>> START Data section
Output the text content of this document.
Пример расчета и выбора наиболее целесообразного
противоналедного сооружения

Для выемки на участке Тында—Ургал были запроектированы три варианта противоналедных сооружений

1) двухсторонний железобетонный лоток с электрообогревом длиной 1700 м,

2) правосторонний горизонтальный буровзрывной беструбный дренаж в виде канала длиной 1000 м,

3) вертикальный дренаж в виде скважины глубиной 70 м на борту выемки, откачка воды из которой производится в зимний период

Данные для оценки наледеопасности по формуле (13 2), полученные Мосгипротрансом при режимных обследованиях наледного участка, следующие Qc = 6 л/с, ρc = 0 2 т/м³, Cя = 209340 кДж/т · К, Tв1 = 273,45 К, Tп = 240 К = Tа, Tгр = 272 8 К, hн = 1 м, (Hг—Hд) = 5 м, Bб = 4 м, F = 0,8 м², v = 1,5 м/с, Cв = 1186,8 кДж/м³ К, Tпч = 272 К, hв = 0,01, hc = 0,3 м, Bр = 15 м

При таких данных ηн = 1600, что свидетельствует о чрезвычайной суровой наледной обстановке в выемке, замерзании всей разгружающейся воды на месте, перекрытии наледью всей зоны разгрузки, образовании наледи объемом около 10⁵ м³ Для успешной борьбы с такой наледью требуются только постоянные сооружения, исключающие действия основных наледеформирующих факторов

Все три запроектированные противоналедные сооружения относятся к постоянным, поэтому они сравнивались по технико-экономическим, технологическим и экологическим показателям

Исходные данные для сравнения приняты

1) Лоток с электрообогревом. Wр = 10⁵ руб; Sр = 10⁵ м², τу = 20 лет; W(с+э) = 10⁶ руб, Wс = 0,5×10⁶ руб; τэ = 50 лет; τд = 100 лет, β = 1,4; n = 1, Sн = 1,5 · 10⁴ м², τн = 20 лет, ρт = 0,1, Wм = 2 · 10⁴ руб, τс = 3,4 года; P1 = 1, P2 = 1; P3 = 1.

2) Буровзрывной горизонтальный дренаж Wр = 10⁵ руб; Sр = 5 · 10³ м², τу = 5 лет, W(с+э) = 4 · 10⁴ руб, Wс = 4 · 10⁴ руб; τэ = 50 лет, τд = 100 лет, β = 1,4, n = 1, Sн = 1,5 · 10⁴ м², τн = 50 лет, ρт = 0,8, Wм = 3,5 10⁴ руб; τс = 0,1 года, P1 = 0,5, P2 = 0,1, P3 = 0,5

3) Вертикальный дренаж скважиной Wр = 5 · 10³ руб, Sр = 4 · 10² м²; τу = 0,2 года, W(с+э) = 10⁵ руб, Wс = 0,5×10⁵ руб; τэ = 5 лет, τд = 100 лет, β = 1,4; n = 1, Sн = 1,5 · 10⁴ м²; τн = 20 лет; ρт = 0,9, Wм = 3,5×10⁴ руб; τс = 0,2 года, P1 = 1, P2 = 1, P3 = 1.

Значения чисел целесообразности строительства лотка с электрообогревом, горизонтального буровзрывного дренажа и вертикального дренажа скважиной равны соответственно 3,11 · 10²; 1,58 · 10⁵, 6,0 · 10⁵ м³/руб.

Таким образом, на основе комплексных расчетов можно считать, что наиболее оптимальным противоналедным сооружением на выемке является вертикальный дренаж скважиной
>> END Data section
What the task requires: Report how many lines of the preceding records include "электрообогревом". Output the number only.

Solution to this task: 3